**Exercise instructions**
Lines containing the string "проблему" are to be counted; report the total by itself.

**Dataset**
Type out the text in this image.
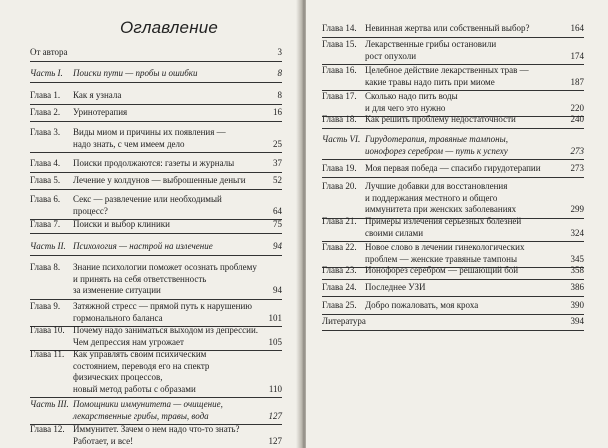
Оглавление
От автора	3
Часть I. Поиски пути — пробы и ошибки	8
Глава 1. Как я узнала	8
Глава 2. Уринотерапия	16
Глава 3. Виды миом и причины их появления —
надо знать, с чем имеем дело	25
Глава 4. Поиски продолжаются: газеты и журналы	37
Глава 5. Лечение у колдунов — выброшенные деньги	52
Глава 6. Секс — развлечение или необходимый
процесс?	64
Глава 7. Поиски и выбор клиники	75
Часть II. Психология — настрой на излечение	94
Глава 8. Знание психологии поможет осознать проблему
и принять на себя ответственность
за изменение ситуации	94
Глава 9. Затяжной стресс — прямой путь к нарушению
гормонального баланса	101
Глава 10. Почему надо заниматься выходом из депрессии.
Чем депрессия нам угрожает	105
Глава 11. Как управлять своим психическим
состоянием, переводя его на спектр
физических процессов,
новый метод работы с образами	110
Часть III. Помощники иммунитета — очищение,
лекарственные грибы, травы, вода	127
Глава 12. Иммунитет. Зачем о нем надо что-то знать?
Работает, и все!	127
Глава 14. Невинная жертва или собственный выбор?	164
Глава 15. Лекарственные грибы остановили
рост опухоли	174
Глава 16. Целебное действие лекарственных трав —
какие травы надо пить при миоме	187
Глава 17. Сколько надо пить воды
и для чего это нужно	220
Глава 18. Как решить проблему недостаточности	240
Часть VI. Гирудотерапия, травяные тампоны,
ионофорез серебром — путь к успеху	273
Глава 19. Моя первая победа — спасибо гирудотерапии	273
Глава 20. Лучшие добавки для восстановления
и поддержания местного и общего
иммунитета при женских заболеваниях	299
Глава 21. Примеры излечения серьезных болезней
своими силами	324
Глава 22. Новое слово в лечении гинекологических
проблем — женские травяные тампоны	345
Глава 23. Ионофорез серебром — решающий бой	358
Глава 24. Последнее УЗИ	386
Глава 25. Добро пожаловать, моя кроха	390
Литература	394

**Output of the exercise**
2